> WHAT TO WORK ON
Filter out everything except lines holding "this".

> EXERCISE INPUTS
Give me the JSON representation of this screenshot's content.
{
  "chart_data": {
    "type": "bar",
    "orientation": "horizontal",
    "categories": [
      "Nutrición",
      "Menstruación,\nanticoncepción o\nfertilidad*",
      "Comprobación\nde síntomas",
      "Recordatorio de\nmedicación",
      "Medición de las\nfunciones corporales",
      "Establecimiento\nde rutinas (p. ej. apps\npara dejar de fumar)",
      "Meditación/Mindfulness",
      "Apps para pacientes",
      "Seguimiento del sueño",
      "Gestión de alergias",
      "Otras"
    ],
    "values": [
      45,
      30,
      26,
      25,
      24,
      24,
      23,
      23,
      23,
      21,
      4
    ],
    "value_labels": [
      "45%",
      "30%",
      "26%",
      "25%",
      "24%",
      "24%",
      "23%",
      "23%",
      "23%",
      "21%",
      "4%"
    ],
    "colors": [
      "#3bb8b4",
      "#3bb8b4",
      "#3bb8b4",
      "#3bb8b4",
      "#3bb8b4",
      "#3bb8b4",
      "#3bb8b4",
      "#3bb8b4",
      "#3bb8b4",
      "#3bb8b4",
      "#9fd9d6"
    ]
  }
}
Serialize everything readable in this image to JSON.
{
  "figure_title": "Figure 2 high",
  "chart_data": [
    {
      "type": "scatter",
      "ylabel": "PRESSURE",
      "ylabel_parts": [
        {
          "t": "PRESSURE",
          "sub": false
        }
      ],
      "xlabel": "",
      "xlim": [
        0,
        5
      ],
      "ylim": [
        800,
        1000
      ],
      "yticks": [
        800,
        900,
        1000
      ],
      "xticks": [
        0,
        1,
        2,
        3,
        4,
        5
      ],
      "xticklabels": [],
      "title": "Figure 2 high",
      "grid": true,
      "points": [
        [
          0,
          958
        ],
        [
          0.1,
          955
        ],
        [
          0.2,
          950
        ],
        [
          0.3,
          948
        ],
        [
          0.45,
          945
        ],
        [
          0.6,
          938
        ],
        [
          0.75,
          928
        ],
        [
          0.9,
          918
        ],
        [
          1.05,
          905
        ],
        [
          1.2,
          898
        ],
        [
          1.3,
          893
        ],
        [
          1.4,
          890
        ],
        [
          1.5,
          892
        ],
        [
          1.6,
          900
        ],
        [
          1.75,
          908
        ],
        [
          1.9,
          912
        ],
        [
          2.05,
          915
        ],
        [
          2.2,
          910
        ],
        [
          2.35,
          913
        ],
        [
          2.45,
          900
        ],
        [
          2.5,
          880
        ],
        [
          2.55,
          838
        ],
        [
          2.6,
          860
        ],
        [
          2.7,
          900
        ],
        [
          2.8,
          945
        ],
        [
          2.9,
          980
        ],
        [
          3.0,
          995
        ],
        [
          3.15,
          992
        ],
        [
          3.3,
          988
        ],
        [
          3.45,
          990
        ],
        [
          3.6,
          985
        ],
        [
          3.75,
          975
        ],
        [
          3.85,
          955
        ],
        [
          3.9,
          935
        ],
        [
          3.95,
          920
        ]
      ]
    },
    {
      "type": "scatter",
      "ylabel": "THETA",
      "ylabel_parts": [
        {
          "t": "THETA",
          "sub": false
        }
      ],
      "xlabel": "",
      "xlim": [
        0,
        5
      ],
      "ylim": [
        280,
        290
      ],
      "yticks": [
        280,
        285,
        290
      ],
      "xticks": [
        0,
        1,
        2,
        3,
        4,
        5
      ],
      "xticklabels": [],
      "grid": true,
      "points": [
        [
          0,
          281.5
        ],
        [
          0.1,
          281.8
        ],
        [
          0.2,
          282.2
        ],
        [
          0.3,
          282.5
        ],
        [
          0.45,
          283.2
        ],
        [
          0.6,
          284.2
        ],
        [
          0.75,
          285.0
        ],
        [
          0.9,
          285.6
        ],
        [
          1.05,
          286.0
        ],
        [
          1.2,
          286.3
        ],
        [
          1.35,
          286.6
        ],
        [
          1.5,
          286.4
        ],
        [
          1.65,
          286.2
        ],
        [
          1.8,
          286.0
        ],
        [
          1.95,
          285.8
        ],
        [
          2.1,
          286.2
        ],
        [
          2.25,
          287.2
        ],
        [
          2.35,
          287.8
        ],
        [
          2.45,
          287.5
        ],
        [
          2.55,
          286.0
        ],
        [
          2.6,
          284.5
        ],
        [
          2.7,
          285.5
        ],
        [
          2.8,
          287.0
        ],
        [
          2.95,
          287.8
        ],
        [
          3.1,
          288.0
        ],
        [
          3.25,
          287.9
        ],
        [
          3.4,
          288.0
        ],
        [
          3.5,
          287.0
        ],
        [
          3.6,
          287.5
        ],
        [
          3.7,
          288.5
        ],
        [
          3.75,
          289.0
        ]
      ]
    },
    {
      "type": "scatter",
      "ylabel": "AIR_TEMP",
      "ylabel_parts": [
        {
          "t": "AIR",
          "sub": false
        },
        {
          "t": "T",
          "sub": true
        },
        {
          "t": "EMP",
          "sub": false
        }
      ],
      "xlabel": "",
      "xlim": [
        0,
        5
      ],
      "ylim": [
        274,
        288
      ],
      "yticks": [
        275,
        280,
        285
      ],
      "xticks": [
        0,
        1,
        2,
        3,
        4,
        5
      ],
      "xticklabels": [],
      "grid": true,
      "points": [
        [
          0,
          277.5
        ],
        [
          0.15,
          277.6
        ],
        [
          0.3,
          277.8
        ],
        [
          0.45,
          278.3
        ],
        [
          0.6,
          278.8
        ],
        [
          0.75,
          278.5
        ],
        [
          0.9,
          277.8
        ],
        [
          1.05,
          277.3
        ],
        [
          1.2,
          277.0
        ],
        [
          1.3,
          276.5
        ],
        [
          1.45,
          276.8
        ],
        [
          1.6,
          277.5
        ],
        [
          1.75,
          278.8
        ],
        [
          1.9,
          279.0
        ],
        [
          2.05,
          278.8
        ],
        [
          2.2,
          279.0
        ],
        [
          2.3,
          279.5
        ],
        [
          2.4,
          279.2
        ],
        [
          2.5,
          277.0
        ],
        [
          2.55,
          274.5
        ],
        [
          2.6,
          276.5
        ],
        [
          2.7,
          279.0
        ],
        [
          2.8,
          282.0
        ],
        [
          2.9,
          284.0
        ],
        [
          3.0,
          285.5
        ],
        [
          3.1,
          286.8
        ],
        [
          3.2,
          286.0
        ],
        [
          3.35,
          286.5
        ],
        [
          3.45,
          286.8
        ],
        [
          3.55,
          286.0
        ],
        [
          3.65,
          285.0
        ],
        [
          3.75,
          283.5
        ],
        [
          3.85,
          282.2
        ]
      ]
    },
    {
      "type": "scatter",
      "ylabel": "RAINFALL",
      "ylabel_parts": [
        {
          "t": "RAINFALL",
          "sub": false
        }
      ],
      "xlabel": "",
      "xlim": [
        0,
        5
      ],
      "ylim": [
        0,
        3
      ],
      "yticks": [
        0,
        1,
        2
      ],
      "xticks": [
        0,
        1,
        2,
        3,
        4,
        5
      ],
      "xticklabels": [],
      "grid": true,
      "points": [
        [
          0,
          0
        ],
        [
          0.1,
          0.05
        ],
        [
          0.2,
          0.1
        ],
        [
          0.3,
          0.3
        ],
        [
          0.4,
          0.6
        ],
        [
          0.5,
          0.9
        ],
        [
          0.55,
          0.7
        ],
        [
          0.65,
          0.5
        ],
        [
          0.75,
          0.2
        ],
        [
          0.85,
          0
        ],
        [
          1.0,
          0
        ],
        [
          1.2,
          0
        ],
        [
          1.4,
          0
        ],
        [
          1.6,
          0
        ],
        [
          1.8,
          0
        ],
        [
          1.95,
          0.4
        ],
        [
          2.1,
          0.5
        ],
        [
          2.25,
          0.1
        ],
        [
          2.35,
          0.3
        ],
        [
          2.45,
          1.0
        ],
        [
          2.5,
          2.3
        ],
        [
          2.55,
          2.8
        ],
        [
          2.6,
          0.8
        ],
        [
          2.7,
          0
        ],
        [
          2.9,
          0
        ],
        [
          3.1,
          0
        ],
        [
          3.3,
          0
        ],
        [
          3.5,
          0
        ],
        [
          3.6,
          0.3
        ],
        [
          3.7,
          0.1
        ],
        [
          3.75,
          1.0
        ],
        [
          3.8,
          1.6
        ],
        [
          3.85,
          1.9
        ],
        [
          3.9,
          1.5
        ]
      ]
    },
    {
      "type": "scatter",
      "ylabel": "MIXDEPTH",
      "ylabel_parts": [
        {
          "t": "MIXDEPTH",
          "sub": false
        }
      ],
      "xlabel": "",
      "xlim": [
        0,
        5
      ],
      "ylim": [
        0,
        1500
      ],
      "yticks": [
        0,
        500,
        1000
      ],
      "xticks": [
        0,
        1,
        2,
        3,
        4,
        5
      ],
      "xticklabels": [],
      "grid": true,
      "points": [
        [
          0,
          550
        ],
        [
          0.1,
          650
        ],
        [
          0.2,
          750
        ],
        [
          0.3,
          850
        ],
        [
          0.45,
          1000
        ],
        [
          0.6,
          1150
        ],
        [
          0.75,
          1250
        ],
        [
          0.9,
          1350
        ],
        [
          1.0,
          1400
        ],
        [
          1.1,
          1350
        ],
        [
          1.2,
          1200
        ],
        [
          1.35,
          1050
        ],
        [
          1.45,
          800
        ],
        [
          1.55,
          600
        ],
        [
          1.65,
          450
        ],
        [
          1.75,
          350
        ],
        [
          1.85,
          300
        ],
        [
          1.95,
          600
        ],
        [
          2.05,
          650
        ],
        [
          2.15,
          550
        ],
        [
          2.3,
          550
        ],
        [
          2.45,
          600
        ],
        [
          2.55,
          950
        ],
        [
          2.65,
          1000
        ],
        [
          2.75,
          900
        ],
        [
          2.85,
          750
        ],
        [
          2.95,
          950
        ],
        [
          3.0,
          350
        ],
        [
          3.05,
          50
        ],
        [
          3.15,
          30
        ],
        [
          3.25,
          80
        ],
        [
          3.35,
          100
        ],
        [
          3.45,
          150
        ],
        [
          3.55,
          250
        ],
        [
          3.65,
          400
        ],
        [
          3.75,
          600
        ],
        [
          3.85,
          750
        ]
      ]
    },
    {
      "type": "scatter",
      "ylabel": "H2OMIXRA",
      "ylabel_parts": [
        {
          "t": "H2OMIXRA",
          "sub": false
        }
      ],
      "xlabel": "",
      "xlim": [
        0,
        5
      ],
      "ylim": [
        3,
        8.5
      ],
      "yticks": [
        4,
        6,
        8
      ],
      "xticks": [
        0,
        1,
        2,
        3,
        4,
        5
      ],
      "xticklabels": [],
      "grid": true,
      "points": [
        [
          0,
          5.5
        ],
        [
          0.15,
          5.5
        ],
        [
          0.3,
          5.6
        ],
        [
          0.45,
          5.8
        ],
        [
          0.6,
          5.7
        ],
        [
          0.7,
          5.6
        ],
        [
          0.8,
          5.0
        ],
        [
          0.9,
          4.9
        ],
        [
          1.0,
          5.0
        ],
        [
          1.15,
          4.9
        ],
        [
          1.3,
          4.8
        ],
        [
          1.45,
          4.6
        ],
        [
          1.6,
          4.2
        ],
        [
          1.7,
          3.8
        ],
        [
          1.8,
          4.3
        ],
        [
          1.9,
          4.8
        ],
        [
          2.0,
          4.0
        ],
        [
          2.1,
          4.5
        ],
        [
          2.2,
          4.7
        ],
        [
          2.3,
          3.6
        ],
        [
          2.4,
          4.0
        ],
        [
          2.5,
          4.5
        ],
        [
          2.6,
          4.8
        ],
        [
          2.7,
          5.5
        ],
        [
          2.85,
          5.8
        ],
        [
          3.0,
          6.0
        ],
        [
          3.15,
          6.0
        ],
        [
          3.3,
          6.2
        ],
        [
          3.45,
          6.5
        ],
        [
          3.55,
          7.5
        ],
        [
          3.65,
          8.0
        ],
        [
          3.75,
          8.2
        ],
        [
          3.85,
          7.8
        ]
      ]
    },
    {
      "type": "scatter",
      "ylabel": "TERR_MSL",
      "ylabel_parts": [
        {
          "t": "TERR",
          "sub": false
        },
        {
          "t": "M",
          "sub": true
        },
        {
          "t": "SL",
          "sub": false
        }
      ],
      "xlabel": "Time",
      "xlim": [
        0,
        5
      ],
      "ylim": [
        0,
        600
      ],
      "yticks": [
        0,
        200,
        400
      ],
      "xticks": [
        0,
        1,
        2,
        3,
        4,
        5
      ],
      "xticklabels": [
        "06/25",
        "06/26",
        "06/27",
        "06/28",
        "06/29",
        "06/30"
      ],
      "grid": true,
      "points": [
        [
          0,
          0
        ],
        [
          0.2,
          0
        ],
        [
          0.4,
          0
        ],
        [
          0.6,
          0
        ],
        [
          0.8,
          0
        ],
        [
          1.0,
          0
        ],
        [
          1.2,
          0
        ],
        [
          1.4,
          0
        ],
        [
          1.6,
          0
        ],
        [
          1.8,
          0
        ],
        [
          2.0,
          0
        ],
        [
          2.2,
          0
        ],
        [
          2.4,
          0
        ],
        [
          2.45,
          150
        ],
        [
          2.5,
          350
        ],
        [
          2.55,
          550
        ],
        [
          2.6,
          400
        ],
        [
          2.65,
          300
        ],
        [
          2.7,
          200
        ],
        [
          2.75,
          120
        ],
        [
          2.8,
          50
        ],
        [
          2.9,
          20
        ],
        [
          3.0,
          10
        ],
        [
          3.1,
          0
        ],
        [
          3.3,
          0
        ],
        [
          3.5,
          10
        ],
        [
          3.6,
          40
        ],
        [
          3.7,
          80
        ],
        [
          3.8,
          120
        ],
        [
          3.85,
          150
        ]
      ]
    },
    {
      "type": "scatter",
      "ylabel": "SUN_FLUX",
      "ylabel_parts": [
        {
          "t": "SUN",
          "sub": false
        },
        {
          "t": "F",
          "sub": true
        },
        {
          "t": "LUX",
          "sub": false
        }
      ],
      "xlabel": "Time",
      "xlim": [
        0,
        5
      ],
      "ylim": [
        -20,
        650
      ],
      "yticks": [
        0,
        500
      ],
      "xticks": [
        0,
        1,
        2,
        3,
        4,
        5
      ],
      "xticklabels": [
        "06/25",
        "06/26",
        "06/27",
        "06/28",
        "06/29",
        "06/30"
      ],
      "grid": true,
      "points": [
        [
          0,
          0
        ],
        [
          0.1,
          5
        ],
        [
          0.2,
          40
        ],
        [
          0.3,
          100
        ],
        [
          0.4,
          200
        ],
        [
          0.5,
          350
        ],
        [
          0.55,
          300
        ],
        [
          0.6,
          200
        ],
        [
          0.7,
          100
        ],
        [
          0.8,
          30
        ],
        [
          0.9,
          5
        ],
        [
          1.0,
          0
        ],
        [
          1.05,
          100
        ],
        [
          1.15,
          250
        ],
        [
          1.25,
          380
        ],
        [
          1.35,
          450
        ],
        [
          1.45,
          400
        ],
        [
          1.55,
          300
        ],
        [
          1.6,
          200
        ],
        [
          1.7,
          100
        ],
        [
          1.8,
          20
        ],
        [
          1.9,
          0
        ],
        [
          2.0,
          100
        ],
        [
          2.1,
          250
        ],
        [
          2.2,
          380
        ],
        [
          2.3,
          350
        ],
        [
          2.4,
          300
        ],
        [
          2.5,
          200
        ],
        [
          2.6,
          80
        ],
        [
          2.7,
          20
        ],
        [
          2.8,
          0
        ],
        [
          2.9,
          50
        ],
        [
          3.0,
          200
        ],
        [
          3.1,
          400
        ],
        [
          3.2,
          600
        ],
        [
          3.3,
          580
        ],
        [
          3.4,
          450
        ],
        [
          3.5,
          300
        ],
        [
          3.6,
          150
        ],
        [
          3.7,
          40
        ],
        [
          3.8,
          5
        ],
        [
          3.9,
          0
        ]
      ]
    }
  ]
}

> THE COMPLETED TASK
Give me the JSON representation of this screenshot's content.
Serialize everything readable in this image to JSON.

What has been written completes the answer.